Recorded data:

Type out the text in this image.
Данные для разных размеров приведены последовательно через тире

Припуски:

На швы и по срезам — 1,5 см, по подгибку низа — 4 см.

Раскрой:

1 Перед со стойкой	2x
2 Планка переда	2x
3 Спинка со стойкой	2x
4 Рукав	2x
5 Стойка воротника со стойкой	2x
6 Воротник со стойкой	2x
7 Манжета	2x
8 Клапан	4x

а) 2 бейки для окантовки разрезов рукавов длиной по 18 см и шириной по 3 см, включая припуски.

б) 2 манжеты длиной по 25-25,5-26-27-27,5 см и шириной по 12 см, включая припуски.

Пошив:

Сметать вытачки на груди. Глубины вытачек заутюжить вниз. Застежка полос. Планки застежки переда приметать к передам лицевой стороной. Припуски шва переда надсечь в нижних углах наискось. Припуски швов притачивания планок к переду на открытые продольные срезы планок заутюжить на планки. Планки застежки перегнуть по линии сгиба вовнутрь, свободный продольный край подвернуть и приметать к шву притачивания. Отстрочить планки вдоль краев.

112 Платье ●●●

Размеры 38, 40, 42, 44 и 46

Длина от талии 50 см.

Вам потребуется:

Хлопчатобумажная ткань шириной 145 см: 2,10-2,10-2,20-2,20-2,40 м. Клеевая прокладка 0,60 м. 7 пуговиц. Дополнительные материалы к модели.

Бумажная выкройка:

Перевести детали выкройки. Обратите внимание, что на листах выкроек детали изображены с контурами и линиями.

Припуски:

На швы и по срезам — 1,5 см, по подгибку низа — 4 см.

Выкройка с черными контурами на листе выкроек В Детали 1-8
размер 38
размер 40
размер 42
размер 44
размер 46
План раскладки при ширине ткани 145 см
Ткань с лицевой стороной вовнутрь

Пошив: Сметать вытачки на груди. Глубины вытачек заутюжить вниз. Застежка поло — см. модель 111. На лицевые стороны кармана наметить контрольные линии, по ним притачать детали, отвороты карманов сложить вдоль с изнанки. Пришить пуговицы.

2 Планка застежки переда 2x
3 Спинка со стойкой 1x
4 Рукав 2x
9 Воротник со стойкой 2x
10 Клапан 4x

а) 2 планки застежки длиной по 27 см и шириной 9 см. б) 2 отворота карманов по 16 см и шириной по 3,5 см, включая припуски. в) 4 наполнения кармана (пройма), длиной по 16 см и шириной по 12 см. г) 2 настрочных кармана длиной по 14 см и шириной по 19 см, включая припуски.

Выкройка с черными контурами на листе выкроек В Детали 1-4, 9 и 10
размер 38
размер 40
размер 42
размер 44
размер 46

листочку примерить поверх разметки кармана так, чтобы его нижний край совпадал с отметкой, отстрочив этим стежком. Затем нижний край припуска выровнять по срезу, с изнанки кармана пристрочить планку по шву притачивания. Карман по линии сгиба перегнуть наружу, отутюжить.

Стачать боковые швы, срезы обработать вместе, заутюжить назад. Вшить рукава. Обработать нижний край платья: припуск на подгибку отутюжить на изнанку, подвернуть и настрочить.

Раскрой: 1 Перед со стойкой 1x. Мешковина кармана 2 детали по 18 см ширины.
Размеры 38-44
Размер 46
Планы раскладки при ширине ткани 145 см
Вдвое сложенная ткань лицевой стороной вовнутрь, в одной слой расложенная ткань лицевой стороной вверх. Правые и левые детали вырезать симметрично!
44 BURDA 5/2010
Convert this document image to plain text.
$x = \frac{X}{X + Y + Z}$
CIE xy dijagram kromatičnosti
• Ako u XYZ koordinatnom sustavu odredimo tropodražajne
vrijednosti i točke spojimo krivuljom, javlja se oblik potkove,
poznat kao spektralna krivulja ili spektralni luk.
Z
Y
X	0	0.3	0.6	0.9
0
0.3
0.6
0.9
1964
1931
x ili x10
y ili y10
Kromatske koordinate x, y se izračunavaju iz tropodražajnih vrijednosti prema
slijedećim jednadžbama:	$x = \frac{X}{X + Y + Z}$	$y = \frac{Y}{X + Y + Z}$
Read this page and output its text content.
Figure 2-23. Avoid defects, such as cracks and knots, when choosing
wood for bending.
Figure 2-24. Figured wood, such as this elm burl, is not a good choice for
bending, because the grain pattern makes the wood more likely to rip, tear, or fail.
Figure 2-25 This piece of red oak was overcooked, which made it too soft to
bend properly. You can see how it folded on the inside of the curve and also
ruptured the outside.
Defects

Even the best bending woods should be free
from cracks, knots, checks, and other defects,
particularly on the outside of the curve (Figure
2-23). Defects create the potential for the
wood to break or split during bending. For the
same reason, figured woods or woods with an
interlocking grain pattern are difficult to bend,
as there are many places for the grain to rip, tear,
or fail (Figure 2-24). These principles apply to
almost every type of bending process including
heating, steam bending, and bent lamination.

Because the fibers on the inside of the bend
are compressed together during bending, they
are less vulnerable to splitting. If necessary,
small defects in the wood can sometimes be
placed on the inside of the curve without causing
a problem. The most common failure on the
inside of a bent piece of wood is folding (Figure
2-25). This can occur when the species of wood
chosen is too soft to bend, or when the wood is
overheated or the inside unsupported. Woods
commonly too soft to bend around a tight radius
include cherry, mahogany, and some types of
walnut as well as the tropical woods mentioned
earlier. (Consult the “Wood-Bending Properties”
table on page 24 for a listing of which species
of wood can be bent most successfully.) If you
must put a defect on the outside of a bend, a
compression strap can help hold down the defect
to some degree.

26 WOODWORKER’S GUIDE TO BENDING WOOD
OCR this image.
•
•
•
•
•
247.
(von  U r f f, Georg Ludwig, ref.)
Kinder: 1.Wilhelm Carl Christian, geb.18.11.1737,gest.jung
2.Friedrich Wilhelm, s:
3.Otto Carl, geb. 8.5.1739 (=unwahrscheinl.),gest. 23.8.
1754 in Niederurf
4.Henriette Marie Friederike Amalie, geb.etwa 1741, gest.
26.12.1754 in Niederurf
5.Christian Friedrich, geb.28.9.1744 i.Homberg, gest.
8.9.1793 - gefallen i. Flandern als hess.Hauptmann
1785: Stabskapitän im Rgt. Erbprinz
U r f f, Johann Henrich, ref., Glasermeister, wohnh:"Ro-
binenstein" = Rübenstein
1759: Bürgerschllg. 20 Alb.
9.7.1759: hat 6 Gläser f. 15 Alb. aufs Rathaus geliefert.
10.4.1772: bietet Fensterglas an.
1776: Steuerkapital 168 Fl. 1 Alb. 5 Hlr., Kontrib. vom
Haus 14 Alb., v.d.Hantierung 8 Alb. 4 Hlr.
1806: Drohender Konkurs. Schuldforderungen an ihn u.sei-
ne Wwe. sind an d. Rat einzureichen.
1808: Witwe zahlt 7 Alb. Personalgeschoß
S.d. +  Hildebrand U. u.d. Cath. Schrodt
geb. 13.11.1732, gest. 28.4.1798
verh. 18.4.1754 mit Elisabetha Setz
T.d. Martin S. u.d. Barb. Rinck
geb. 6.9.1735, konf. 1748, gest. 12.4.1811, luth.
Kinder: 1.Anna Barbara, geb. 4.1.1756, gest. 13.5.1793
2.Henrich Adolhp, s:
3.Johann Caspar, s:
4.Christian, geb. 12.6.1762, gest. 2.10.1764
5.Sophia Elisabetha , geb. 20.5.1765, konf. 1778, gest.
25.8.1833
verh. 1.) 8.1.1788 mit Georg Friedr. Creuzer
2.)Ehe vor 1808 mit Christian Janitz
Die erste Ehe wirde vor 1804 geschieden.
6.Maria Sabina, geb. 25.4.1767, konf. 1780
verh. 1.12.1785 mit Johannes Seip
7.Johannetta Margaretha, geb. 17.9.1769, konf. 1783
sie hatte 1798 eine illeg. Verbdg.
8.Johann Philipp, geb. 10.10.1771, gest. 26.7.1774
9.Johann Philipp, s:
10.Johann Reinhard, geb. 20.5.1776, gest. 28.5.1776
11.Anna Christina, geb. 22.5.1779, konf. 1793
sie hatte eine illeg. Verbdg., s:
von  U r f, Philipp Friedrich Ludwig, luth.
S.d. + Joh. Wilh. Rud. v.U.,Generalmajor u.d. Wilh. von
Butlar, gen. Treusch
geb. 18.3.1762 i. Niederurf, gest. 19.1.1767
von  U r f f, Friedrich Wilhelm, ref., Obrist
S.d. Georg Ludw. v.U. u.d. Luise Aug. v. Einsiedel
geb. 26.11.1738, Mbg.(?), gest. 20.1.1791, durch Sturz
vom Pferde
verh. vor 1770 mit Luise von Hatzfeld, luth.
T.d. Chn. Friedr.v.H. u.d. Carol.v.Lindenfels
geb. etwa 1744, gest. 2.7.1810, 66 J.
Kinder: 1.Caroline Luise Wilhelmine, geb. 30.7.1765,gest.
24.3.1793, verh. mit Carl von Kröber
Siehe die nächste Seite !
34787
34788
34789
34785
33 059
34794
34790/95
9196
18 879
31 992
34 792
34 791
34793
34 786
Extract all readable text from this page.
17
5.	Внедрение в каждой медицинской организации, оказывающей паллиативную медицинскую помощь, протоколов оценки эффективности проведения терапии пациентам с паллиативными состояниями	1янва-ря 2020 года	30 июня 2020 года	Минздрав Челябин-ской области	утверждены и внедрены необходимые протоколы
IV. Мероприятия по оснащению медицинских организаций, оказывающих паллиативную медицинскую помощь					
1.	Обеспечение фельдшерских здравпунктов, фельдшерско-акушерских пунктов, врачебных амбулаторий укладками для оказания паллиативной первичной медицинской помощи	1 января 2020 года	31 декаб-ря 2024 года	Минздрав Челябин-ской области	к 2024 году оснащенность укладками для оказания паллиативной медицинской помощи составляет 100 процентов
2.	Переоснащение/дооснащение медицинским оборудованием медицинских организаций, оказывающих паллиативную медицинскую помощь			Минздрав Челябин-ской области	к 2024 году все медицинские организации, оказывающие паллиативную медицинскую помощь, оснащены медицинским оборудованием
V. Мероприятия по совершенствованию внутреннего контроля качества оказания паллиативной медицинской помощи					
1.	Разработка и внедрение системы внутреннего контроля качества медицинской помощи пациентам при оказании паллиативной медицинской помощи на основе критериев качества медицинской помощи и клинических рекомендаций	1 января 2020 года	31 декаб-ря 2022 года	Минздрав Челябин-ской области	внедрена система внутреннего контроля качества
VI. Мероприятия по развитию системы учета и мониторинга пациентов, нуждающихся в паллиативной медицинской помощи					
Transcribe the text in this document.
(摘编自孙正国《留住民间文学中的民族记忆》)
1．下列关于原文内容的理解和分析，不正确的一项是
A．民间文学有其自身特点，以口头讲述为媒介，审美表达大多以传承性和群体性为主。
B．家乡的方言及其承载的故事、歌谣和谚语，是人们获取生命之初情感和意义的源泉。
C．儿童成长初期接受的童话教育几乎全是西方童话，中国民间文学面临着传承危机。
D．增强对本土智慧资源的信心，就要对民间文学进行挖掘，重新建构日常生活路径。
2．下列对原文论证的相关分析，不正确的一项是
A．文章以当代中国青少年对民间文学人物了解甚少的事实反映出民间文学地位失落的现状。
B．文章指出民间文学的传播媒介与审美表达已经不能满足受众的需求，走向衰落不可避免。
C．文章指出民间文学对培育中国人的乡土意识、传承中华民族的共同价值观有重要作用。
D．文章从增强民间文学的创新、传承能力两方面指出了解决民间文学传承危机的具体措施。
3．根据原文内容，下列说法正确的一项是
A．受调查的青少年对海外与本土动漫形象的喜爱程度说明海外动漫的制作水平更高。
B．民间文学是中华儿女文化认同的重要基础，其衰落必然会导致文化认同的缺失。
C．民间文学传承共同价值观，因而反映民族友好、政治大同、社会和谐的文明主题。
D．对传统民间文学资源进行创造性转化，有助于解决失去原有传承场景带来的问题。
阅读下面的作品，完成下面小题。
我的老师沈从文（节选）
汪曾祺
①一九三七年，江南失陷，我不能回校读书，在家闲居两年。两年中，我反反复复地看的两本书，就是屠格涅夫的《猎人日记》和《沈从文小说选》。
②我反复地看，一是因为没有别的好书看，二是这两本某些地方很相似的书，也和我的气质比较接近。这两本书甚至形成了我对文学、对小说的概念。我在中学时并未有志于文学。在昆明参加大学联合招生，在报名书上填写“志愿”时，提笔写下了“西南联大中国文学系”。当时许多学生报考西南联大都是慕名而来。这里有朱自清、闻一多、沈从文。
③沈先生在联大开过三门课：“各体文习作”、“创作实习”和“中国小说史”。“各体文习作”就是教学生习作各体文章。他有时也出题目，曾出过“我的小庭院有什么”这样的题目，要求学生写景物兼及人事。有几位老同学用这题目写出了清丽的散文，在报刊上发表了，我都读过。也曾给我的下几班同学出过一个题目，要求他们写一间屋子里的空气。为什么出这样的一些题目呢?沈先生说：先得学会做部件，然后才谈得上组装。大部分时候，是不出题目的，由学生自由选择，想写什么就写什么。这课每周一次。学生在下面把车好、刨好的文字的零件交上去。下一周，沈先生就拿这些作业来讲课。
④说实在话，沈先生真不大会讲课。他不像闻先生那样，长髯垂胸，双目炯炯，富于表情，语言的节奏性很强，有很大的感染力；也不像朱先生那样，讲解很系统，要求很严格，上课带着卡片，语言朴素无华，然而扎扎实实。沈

## Your task
Which lines of the data above contain "from"? Copy each one.

## Solved exercise
from cracks, knots, checks, and other defects,
Extract all readable text from this page.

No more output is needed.